SHORT TASK
Transcribe the records that follow exactly. Skip the pictures.

## Start WORKING DATA

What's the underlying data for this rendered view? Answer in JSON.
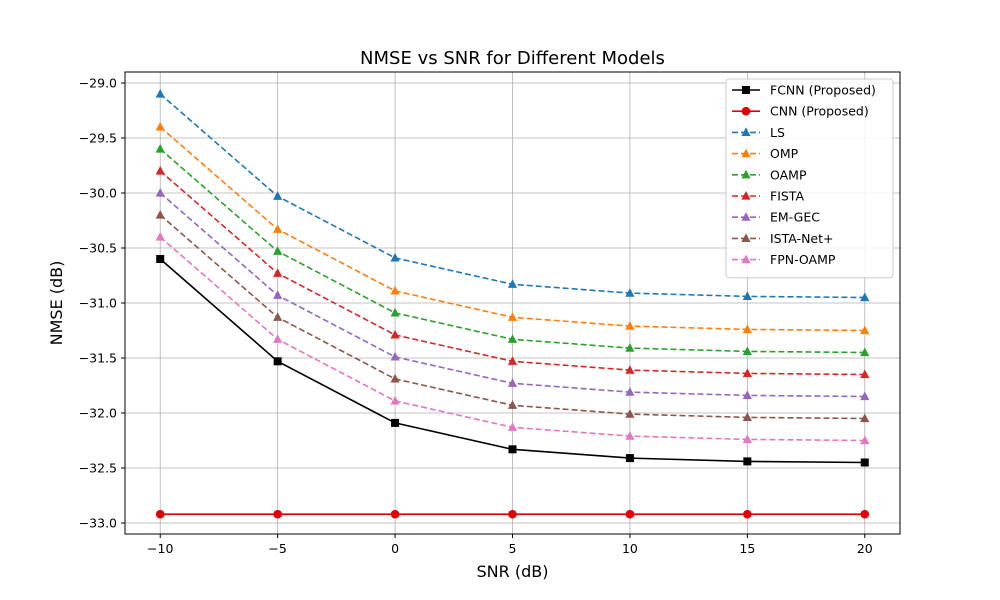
{
  "chart_data": {
    "type": "line",
    "title": "NMSE vs SNR for Different Models",
    "xlabel": "SNR (dB)",
    "ylabel": "NMSE (dB)",
    "x": [
      -10,
      -5,
      0,
      5,
      10,
      15,
      20
    ],
    "xlim": [
      -11.5,
      21.5
    ],
    "ylim": [
      -33.1,
      -28.9
    ],
    "xticks": [
      -10,
      -5,
      0,
      5,
      10,
      15,
      20
    ],
    "xtick_labels": [
      "−10",
      "−5",
      "0",
      "5",
      "10",
      "15",
      "20"
    ],
    "yticks": [
      -29.0,
      -29.5,
      -30.0,
      -30.5,
      -31.0,
      -31.5,
      -32.0,
      -32.5,
      -33.0
    ],
    "ytick_labels": [
      "−29.0",
      "−29.5",
      "−30.0",
      "−30.5",
      "−31.0",
      "−31.5",
      "−32.0",
      "−32.5",
      "−33.0"
    ],
    "grid": true,
    "legend_position": "top-right",
    "series": [
      {
        "name": "FCNN (Proposed)",
        "color": "#000000",
        "dash": "solid",
        "marker": "square",
        "values": [
          -30.6,
          -31.53,
          -32.09,
          -32.33,
          -32.41,
          -32.44,
          -32.45
        ]
      },
      {
        "name": "CNN (Proposed)",
        "color": "#e00000",
        "dash": "solid",
        "marker": "circle",
        "values": [
          -32.92,
          -32.92,
          -32.92,
          -32.92,
          -32.92,
          -32.92,
          -32.92
        ]
      },
      {
        "name": "LS",
        "color": "#1f77b4",
        "dash": "dashed",
        "marker": "triangle",
        "values": [
          -29.1,
          -30.03,
          -30.59,
          -30.83,
          -30.91,
          -30.94,
          -30.95
        ]
      },
      {
        "name": "OMP",
        "color": "#ff7f0e",
        "dash": "dashed",
        "marker": "triangle",
        "values": [
          -29.4,
          -30.33,
          -30.89,
          -31.13,
          -31.21,
          -31.24,
          -31.25
        ]
      },
      {
        "name": "OAMP",
        "color": "#2ca02c",
        "dash": "dashed",
        "marker": "triangle",
        "values": [
          -29.6,
          -30.53,
          -31.09,
          -31.33,
          -31.41,
          -31.44,
          -31.45
        ]
      },
      {
        "name": "FISTA",
        "color": "#d62728",
        "dash": "dashed",
        "marker": "triangle",
        "values": [
          -29.8,
          -30.73,
          -31.29,
          -31.53,
          -31.61,
          -31.64,
          -31.65
        ]
      },
      {
        "name": "EM-GEC",
        "color": "#9467bd",
        "dash": "dashed",
        "marker": "triangle",
        "values": [
          -30.0,
          -30.93,
          -31.49,
          -31.73,
          -31.81,
          -31.84,
          -31.85
        ]
      },
      {
        "name": "ISTA-Net+",
        "color": "#8c564b",
        "dash": "dashed",
        "marker": "triangle",
        "values": [
          -30.2,
          -31.13,
          -31.69,
          -31.93,
          -32.01,
          -32.04,
          -32.05
        ]
      },
      {
        "name": "FPN-OAMP",
        "color": "#e377c2",
        "dash": "dashed",
        "marker": "triangle",
        "values": [
          -30.4,
          -31.33,
          -31.89,
          -32.13,
          -32.21,
          -32.24,
          -32.25
        ]
      }
    ]
  }
}
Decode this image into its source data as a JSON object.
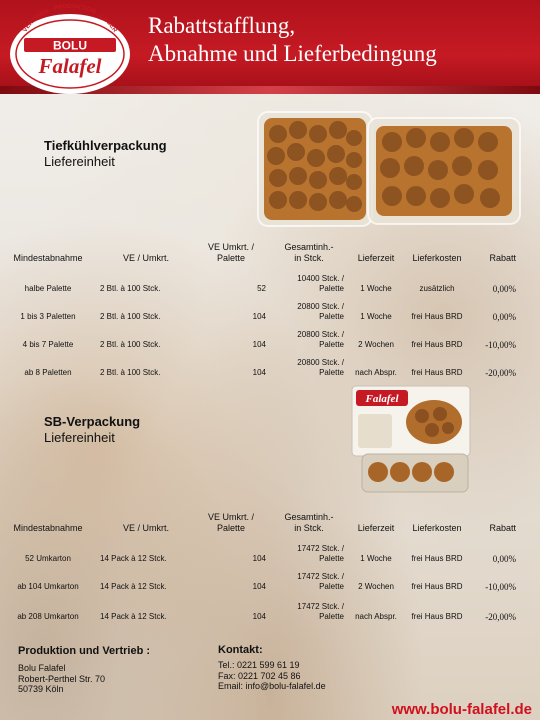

## End WORKING DATA

EXERCISE ANSWER
What's the underlying data for this rendered view? Answer in JSON.
{
  "chart_data": {
    "type": "line",
    "title": "NMSE vs SNR for Different Models",
    "xlabel": "SNR (dB)",
    "ylabel": "NMSE (dB)",
    "x": [
      -10,
      -5,
      0,
      5,
      10,
      15,
      20
    ],
    "xlim": [
      -11.5,
      21.5
    ],
    "ylim": [
      -33.1,
      -28.9
    ],
    "xticks": [
      -10,
      -5,
      0,
      5,
      10,
      15,
      20
    ],
    "xtick_labels": [
      "−10",
      "−5",
      "0",
      "5",
      "10",
      "15",
      "20"
    ],
    "yticks": [
      -29.0,
      -29.5,
      -30.0,
      -30.5,
      -31.0,
      -31.5,
      -32.0,
      -32.5,
      -33.0
    ],
    "ytick_labels": [
      "−29.0",
      "−29.5",
      "−30.0",
      "−30.5",
      "−31.0",
      "−31.5",
      "−32.0",
      "−32.5",
      "−33.0"
    ],
    "grid": true,
    "legend_position": "top-right",
    "series": [
      {
        "name": "FCNN (Proposed)",
        "color": "#000000",
        "dash": "solid",
        "marker": "square",
        "values": [
          -30.6,
          -31.53,
          -32.09,
          -32.33,
          -32.41,
          -32.44,
          -32.45
        ]
      },
      {
        "name": "CNN (Proposed)",
        "color": "#e00000",
        "dash": "solid",
        "marker": "circle",
        "values": [
          -32.92,
          -32.92,
          -32.92,
          -32.92,
          -32.92,
          -32.92,
          -32.92
        ]
      },
      {
        "name": "LS",
        "color": "#1f77b4",
        "dash": "dashed",
        "marker": "triangle",
        "values": [
          -29.1,
          -30.03,
          -30.59,
          -30.83,
          -30.91,
          -30.94,
          -30.95
        ]
      },
      {
        "name": "OMP",
        "color": "#ff7f0e",
        "dash": "dashed",
        "marker": "triangle",
        "values": [
          -29.4,
          -30.33,
          -30.89,
          -31.13,
          -31.21,
          -31.24,
          -31.25
        ]
      },
      {
        "name": "OAMP",
        "color": "#2ca02c",
        "dash": "dashed",
        "marker": "triangle",
        "values": [
          -29.6,
          -30.53,
          -31.09,
          -31.33,
          -31.41,
          -31.44,
          -31.45
        ]
      },
      {
        "name": "FISTA",
        "color": "#d62728",
        "dash": "dashed",
        "marker": "triangle",
        "values": [
          -29.8,
          -30.73,
          -31.29,
          -31.53,
          -31.61,
          -31.64,
          -31.65
        ]
      },
      {
        "name": "EM-GEC",
        "color": "#9467bd",
        "dash": "dashed",
        "marker": "triangle",
        "values": [
          -30.0,
          -30.93,
          -31.49,
          -31.73,
          -31.81,
          -31.84,
          -31.85
        ]
      },
      {
        "name": "ISTA-Net+",
        "color": "#8c564b",
        "dash": "dashed",
        "marker": "triangle",
        "values": [
          -30.2,
          -31.13,
          -31.69,
          -31.93,
          -32.01,
          -32.04,
          -32.05
        ]
      },
      {
        "name": "FPN-OAMP",
        "color": "#e377c2",
        "dash": "dashed",
        "marker": "triangle",
        "values": [
          -30.4,
          -31.33,
          -31.89,
          -32.13,
          -32.21,
          -32.24,
          -32.25
        ]
      }
    ]
  }
}
Decode this image into its source data as a JSON object.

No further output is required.